TASK INPUT ▸
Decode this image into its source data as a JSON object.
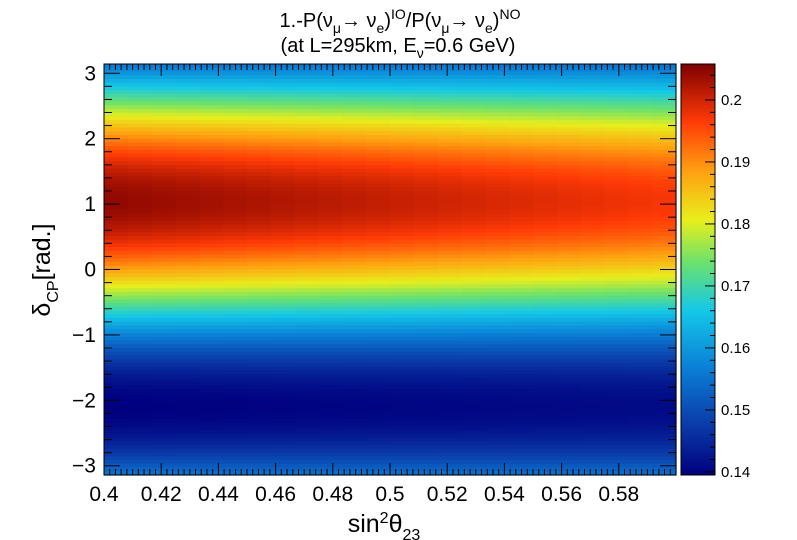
{
  "chart_data": {
    "type": "heatmap",
    "title_line1": "1.-P(ν_μ→ ν_e)^IO/P(ν_μ→ ν_e)^NO",
    "title_line2": "(at L=295km, E_ν=0.6 GeV)",
    "xlabel": "sin²θ₂₃",
    "ylabel": "δ_CP[rad.]",
    "xlim": [
      0.4,
      0.6
    ],
    "ylim": [
      -3.14159,
      3.14159
    ],
    "zlim": [
      0.1395,
      0.2058
    ],
    "x_ticks": [
      "0.4",
      "0.42",
      "0.44",
      "0.46",
      "0.48",
      "0.5",
      "0.52",
      "0.54",
      "0.56",
      "0.58"
    ],
    "y_ticks": [
      "−3",
      "−2",
      "−1",
      "0",
      "1",
      "2",
      "3"
    ],
    "z_ticks": [
      "0.14",
      "0.15",
      "0.16",
      "0.17",
      "0.18",
      "0.19",
      "0.2"
    ],
    "model": {
      "description_of_values": "z(x,y) = center(x) + amplitude(x) * sin(y + phase)",
      "center_at_x": {
        "0.4": 0.172,
        "0.6": 0.169
      },
      "amplitude_at_x": {
        "0.4": 0.0325,
        "0.6": 0.028
      },
      "phase_rad": 0.53
    },
    "palette": "rainbow (dark blue → blue → cyan → green → yellow → orange → red → dark red)",
    "grid": false,
    "legend": "color scale at right"
  },
  "colors": {
    "background": "#ffffff",
    "frame": "#000000"
  }
}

WHAT IS ASKED ▸ Restate each of the entries above word for word and skip every image.

EXERCISE RESPONSE ▸
Decode this image into its source data as a JSON object.
{
  "chart_data": {
    "type": "heatmap",
    "title_line1": "1.-P(ν_μ→ ν_e)^IO/P(ν_μ→ ν_e)^NO",
    "title_line2": "(at L=295km, E_ν=0.6 GeV)",
    "xlabel": "sin²θ₂₃",
    "ylabel": "δ_CP[rad.]",
    "xlim": [
      0.4,
      0.6
    ],
    "ylim": [
      -3.14159,
      3.14159
    ],
    "zlim": [
      0.1395,
      0.2058
    ],
    "x_ticks": [
      "0.4",
      "0.42",
      "0.44",
      "0.46",
      "0.48",
      "0.5",
      "0.52",
      "0.54",
      "0.56",
      "0.58"
    ],
    "y_ticks": [
      "−3",
      "−2",
      "−1",
      "0",
      "1",
      "2",
      "3"
    ],
    "z_ticks": [
      "0.14",
      "0.15",
      "0.16",
      "0.17",
      "0.18",
      "0.19",
      "0.2"
    ],
    "model": {
      "description_of_values": "z(x,y) = center(x) + amplitude(x) * sin(y + phase)",
      "center_at_x": {
        "0.4": 0.172,
        "0.6": 0.169
      },
      "amplitude_at_x": {
        "0.4": 0.0325,
        "0.6": 0.028
      },
      "phase_rad": 0.53
    },
    "palette": "rainbow (dark blue → blue → cyan → green → yellow → orange → red → dark red)",
    "grid": false,
    "legend": "color scale at right"
  },
  "colors": {
    "background": "#ffffff",
    "frame": "#000000"
  }
}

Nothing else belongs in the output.